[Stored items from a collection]
━━━━━━━━━━━━━━━━━━━━

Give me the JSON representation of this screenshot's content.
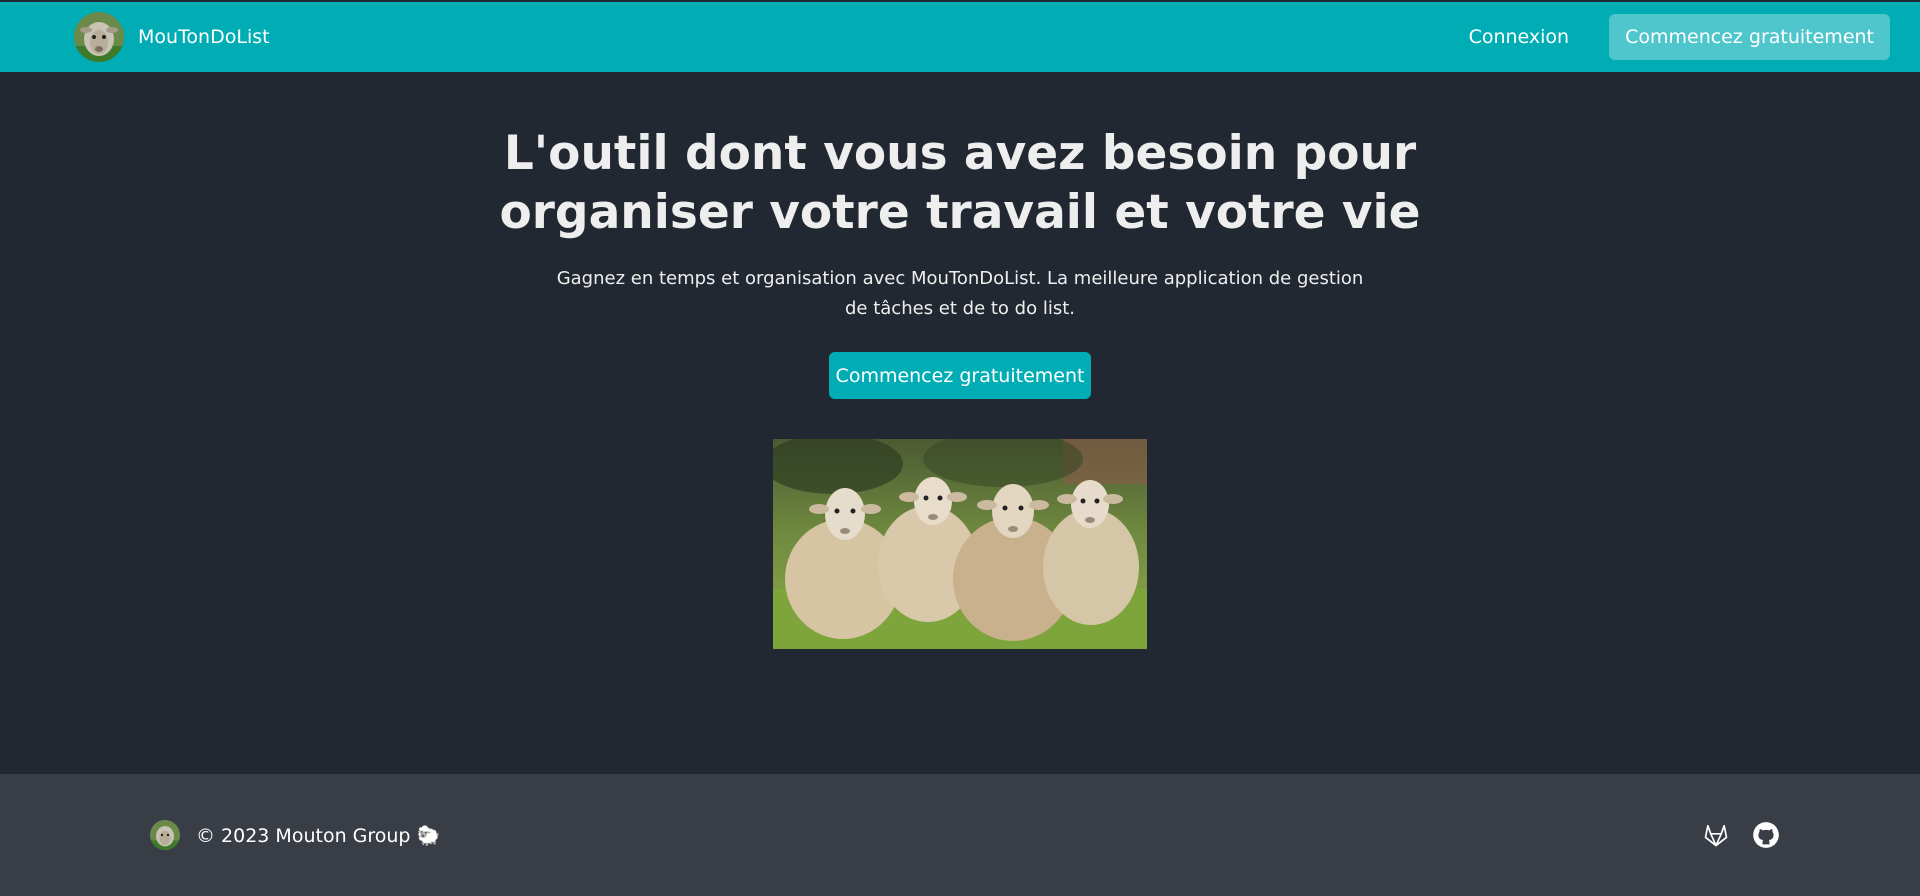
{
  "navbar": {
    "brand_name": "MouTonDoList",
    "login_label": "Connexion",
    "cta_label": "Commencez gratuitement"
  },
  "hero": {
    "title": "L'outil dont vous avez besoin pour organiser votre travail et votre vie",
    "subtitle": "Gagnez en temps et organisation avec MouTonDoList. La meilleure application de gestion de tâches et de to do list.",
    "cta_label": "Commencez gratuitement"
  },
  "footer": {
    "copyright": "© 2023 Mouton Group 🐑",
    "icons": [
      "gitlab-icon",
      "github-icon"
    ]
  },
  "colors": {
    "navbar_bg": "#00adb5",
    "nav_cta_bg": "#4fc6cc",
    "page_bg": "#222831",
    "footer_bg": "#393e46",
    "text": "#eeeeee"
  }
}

━━━━━━━━━━━━━━━━━━━━

WHAT THIS TASK INVOLVES: Leave images out of the retyped records; keep all else exact.

EXERCISE RESULT:
Give me the JSON representation of this screenshot's content.
{
  "navbar": {
    "brand_name": "MouTonDoList",
    "login_label": "Connexion",
    "cta_label": "Commencez gratuitement"
  },
  "hero": {
    "title": "L'outil dont vous avez besoin pour organiser votre travail et votre vie",
    "subtitle": "Gagnez en temps et organisation avec MouTonDoList. La meilleure application de gestion de tâches et de to do list.",
    "cta_label": "Commencez gratuitement"
  },
  "footer": {
    "copyright": "© 2023 Mouton Group 🐑",
    "icons": [
      "gitlab-icon",
      "github-icon"
    ]
  },
  "colors": {
    "navbar_bg": "#00adb5",
    "nav_cta_bg": "#4fc6cc",
    "page_bg": "#222831",
    "footer_bg": "#393e46",
    "text": "#eeeeee"
  }
}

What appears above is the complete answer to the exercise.